| TASK INSTRUCTIONS |
Your task is to extract every line from the material below exactly.

| DATA FOR THIS TASK |
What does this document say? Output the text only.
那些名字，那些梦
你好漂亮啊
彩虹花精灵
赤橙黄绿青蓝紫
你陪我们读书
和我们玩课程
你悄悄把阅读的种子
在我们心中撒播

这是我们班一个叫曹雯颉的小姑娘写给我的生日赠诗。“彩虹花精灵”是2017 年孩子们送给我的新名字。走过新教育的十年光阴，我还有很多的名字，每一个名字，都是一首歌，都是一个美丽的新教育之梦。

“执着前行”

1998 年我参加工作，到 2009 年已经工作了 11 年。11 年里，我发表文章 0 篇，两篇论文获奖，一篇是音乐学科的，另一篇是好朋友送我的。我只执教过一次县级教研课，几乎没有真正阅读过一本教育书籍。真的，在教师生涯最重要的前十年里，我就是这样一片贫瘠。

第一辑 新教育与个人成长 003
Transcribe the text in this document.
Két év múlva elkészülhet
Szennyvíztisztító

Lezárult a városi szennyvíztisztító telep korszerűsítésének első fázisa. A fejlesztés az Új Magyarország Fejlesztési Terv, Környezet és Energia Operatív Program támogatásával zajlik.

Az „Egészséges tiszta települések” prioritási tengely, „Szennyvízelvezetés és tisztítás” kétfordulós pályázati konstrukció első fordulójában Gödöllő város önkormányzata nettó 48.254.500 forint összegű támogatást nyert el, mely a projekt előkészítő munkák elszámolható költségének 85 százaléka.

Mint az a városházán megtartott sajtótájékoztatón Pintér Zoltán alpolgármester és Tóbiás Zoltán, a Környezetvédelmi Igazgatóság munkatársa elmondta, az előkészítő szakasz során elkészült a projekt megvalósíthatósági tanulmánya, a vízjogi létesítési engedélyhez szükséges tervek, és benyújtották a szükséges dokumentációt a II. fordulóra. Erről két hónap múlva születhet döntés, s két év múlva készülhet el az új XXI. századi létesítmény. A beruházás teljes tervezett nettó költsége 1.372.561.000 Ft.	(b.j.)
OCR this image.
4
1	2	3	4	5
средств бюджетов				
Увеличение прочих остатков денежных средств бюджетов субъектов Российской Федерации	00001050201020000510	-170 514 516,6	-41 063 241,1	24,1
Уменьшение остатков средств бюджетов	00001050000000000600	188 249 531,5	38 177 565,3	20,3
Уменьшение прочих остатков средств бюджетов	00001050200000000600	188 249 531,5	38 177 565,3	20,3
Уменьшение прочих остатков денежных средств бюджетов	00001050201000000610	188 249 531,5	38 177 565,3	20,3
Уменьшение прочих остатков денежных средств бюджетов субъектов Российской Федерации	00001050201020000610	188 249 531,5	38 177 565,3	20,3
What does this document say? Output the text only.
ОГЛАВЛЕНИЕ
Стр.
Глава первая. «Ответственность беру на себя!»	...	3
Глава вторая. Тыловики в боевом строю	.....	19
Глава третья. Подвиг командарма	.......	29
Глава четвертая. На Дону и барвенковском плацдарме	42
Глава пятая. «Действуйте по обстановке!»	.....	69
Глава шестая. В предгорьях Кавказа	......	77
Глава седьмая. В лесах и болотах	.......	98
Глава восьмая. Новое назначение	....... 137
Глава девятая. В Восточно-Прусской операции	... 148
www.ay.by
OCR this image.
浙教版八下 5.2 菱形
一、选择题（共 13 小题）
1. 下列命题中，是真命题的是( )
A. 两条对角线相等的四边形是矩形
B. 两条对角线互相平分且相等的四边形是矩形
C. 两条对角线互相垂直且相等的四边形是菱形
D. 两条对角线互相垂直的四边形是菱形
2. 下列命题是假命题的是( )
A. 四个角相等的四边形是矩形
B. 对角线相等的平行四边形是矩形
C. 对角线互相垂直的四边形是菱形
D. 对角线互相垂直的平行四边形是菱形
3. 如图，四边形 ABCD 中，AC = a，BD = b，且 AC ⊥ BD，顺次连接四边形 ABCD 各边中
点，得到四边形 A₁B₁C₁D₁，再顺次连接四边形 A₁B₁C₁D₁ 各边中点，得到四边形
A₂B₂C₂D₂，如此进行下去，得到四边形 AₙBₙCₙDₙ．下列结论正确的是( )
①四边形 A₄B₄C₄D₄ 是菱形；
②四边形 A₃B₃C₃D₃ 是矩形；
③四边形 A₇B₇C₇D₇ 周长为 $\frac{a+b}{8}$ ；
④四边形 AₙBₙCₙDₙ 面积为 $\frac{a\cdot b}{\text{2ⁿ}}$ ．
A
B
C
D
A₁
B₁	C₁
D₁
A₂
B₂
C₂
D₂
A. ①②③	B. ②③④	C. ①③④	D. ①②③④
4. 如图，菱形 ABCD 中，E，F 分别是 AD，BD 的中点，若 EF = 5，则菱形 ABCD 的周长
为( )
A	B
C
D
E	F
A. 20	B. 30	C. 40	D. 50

| EXERCISE SOLUTION |
What does this document say? Output the text only.
那些名字，那些梦
你好漂亮啊
彩虹花精灵
赤橙黄绿青蓝紫
你陪我们读书
和我们玩课程
你悄悄把阅读的种子
在我们心中撒播

这是我们班一个叫曹雯颉的小姑娘写给我的生日赠诗。“彩虹花精灵”是2017 年孩子们送给我的新名字。走过新教育的十年光阴，我还有很多的名字，每一个名字，都是一首歌，都是一个美丽的新教育之梦。

“执着前行”

1998 年我参加工作，到 2009 年已经工作了 11 年。11 年里，我发表文章 0 篇，两篇论文获奖，一篇是音乐学科的，另一篇是好朋友送我的。我只执教过一次县级教研课，几乎没有真正阅读过一本教育书籍。真的，在教师生涯最重要的前十年里，我就是这样一片贫瘠。

第一辑 新教育与个人成长 003
Transcribe the text in this document.
Két év múlva elkészülhet
Szennyvíztisztító

Lezárult a városi szennyvíztisztító telep korszerűsítésének első fázisa. A fejlesztés az Új Magyarország Fejlesztési Terv, Környezet és Energia Operatív Program támogatásával zajlik.

Az „Egészséges tiszta települések” prioritási tengely, „Szennyvízelvezetés és tisztítás” kétfordulós pályázati konstrukció első fordulójában Gödöllő város önkormányzata nettó 48.254.500 forint összegű támogatást nyert el, mely a projekt előkészítő munkák elszámolható költségének 85 százaléka.

Mint az a városházán megtartott sajtótájékoztatón Pintér Zoltán alpolgármester és Tóbiás Zoltán, a Környezetvédelmi Igazgatóság munkatársa elmondta, az előkészítő szakasz során elkészült a projekt megvalósíthatósági tanulmánya, a vízjogi létesítési engedélyhez szükséges tervek, és benyújtották a szükséges dokumentációt a II. fordulóra. Erről két hónap múlva születhet döntés, s két év múlva készülhet el az új XXI. századi létesítmény. A beruházás teljes tervezett nettó költsége 1.372.561.000 Ft.	(b.j.)
OCR this image.
4
1	2	3	4	5
средств бюджетов				
Увеличение прочих остатков денежных средств бюджетов субъектов Российской Федерации	00001050201020000510	-170 514 516,6	-41 063 241,1	24,1
Уменьшение остатков средств бюджетов	00001050000000000600	188 249 531,5	38 177 565,3	20,3
Уменьшение прочих остатков средств бюджетов	00001050200000000600	188 249 531,5	38 177 565,3	20,3
Уменьшение прочих остатков денежных средств бюджетов	00001050201000000610	188 249 531,5	38 177 565,3	20,3
Уменьшение прочих остатков денежных средств бюджетов субъектов Российской Федерации	00001050201020000610	188 249 531,5	38 177 565,3	20,3
What does this document say? Output the text only.
ОГЛАВЛЕНИЕ
Стр.
Глава первая. «Ответственность беру на себя!»	...	3
Глава вторая. Тыловики в боевом строю	.....	19
Глава третья. Подвиг командарма	.......	29
Глава четвертая. На Дону и барвенковском плацдарме	42
Глава пятая. «Действуйте по обстановке!»	.....	69
Глава шестая. В предгорьях Кавказа	......	77
Глава седьмая. В лесах и болотах	.......	98
Глава восьмая. Новое назначение	....... 137
Глава девятая. В Восточно-Прусской операции	... 148
www.ay.by
OCR this image.
浙教版八下 5.2 菱形
一、选择题（共 13 小题）
1. 下列命题中，是真命题的是( )
A. 两条对角线相等的四边形是矩形
B. 两条对角线互相平分且相等的四边形是矩形
C. 两条对角线互相垂直且相等的四边形是菱形
D. 两条对角线互相垂直的四边形是菱形
2. 下列命题是假命题的是( )
A. 四个角相等的四边形是矩形
B. 对角线相等的平行四边形是矩形
C. 对角线互相垂直的四边形是菱形
D. 对角线互相垂直的平行四边形是菱形
3. 如图，四边形 ABCD 中，AC = a，BD = b，且 AC ⊥ BD，顺次连接四边形 ABCD 各边中
点，得到四边形 A₁B₁C₁D₁，再顺次连接四边形 A₁B₁C₁D₁ 各边中点，得到四边形
A₂B₂C₂D₂，如此进行下去，得到四边形 AₙBₙCₙDₙ．下列结论正确的是( )
①四边形 A₄B₄C₄D₄ 是菱形；
②四边形 A₃B₃C₃D₃ 是矩形；
③四边形 A₇B₇C₇D₇ 周长为 $\frac{a+b}{8}$ ；
④四边形 AₙBₙCₙDₙ 面积为 $\frac{a\cdot b}{\text{2ⁿ}}$ ．
A
B
C
D
A₁
B₁	C₁
D₁
A₂
B₂
C₂
D₂
A. ①②③	B. ②③④	C. ①③④	D. ①②③④
4. 如图，菱形 ABCD 中，E，F 分别是 AD，BD 的中点，若 EF = 5，则菱形 ABCD 的周长
为( )
A	B
C
D
E	F
A. 20	B. 30	C. 40	D. 50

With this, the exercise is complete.